─── Data provided ───

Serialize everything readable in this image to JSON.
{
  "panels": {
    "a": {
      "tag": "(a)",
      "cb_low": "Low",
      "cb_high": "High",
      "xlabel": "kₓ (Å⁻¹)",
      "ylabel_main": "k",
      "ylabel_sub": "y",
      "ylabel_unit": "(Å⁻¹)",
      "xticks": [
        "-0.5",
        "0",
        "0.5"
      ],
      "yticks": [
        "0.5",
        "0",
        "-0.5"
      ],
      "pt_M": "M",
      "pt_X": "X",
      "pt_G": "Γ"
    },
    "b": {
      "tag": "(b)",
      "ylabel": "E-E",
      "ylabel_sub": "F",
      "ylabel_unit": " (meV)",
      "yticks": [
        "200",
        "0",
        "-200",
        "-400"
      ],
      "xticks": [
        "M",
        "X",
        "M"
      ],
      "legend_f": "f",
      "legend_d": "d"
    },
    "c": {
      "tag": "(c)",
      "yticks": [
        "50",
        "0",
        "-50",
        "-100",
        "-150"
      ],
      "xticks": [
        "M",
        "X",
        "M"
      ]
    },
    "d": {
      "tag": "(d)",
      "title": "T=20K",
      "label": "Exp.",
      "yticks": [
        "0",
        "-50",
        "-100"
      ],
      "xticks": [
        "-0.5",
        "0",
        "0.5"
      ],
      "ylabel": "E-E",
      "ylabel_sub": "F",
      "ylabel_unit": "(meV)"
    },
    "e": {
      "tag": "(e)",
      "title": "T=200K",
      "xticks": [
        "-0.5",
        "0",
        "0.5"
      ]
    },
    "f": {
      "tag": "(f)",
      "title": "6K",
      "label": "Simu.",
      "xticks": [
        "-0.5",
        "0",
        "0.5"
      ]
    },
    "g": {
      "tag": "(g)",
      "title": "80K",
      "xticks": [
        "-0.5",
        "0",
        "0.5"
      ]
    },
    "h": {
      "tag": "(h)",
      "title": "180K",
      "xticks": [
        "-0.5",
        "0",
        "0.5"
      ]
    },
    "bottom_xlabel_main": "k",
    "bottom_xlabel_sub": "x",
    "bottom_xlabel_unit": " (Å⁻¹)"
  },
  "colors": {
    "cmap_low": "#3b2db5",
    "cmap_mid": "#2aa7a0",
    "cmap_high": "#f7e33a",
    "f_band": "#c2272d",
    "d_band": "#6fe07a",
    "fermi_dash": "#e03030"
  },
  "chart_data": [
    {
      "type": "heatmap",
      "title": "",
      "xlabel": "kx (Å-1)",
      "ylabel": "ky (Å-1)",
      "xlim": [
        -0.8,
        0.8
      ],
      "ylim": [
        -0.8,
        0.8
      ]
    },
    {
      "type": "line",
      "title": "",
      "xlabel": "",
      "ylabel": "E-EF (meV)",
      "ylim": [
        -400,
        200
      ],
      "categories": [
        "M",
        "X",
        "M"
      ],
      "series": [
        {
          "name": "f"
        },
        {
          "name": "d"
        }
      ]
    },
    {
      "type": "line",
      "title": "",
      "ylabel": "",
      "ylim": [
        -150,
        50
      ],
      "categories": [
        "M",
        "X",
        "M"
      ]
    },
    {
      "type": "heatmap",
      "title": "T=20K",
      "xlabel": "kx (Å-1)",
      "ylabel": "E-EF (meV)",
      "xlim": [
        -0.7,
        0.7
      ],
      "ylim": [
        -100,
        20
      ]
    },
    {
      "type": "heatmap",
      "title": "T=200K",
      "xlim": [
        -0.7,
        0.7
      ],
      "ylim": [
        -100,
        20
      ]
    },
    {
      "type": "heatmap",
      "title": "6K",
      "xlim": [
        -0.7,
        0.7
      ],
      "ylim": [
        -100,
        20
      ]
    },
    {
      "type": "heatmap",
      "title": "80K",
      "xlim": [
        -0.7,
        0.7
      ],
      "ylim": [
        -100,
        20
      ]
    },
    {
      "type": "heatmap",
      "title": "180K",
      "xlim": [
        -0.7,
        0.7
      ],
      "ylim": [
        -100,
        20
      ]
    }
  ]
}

───

- **Exercise description**
Quote each line of the listing above exactly.

- **Output of the task**
Serialize everything readable in this image to JSON.
{
  "panels": {
    "a": {
      "tag": "(a)",
      "cb_low": "Low",
      "cb_high": "High",
      "xlabel": "kₓ (Å⁻¹)",
      "ylabel_main": "k",
      "ylabel_sub": "y",
      "ylabel_unit": "(Å⁻¹)",
      "xticks": [
        "-0.5",
        "0",
        "0.5"
      ],
      "yticks": [
        "0.5",
        "0",
        "-0.5"
      ],
      "pt_M": "M",
      "pt_X": "X",
      "pt_G": "Γ"
    },
    "b": {
      "tag": "(b)",
      "ylabel": "E-E",
      "ylabel_sub": "F",
      "ylabel_unit": " (meV)",
      "yticks": [
        "200",
        "0",
        "-200",
        "-400"
      ],
      "xticks": [
        "M",
        "X",
        "M"
      ],
      "legend_f": "f",
      "legend_d": "d"
    },
    "c": {
      "tag": "(c)",
      "yticks": [
        "50",
        "0",
        "-50",
        "-100",
        "-150"
      ],
      "xticks": [
        "M",
        "X",
        "M"
      ]
    },
    "d": {
      "tag": "(d)",
      "title": "T=20K",
      "label": "Exp.",
      "yticks": [
        "0",
        "-50",
        "-100"
      ],
      "xticks": [
        "-0.5",
        "0",
        "0.5"
      ],
      "ylabel": "E-E",
      "ylabel_sub": "F",
      "ylabel_unit": "(meV)"
    },
    "e": {
      "tag": "(e)",
      "title": "T=200K",
      "xticks": [
        "-0.5",
        "0",
        "0.5"
      ]
    },
    "f": {
      "tag": "(f)",
      "title": "6K",
      "label": "Simu.",
      "xticks": [
        "-0.5",
        "0",
        "0.5"
      ]
    },
    "g": {
      "tag": "(g)",
      "title": "80K",
      "xticks": [
        "-0.5",
        "0",
        "0.5"
      ]
    },
    "h": {
      "tag": "(h)",
      "title": "180K",
      "xticks": [
        "-0.5",
        "0",
        "0.5"
      ]
    },
    "bottom_xlabel_main": "k",
    "bottom_xlabel_sub": "x",
    "bottom_xlabel_unit": " (Å⁻¹)"
  },
  "colors": {
    "cmap_low": "#3b2db5",
    "cmap_mid": "#2aa7a0",
    "cmap_high": "#f7e33a",
    "f_band": "#c2272d",
    "d_band": "#6fe07a",
    "fermi_dash": "#e03030"
  },
  "chart_data": [
    {
      "type": "heatmap",
      "title": "",
      "xlabel": "kx (Å-1)",
      "ylabel": "ky (Å-1)",
      "xlim": [
        -0.8,
        0.8
      ],
      "ylim": [
        -0.8,
        0.8
      ]
    },
    {
      "type": "line",
      "title": "",
      "xlabel": "",
      "ylabel": "E-EF (meV)",
      "ylim": [
        -400,
        200
      ],
      "categories": [
        "M",
        "X",
        "M"
      ],
      "series": [
        {
          "name": "f"
        },
        {
          "name": "d"
        }
      ]
    },
    {
      "type": "line",
      "title": "",
      "ylabel": "",
      "ylim": [
        -150,
        50
      ],
      "categories": [
        "M",
        "X",
        "M"
      ]
    },
    {
      "type": "heatmap",
      "title": "T=20K",
      "xlabel": "kx (Å-1)",
      "ylabel": "E-EF (meV)",
      "xlim": [
        -0.7,
        0.7
      ],
      "ylim": [
        -100,
        20
      ]
    },
    {
      "type": "heatmap",
      "title": "T=200K",
      "xlim": [
        -0.7,
        0.7
      ],
      "ylim": [
        -100,
        20
      ]
    },
    {
      "type": "heatmap",
      "title": "6K",
      "xlim": [
        -0.7,
        0.7
      ],
      "ylim": [
        -100,
        20
      ]
    },
    {
      "type": "heatmap",
      "title": "80K",
      "xlim": [
        -0.7,
        0.7
      ],
      "ylim": [
        -100,
        20
      ]
    },
    {
      "type": "heatmap",
      "title": "180K",
      "xlim": [
        -0.7,
        0.7
      ],
      "ylim": [
        -100,
        20
      ]
    }
  ]
}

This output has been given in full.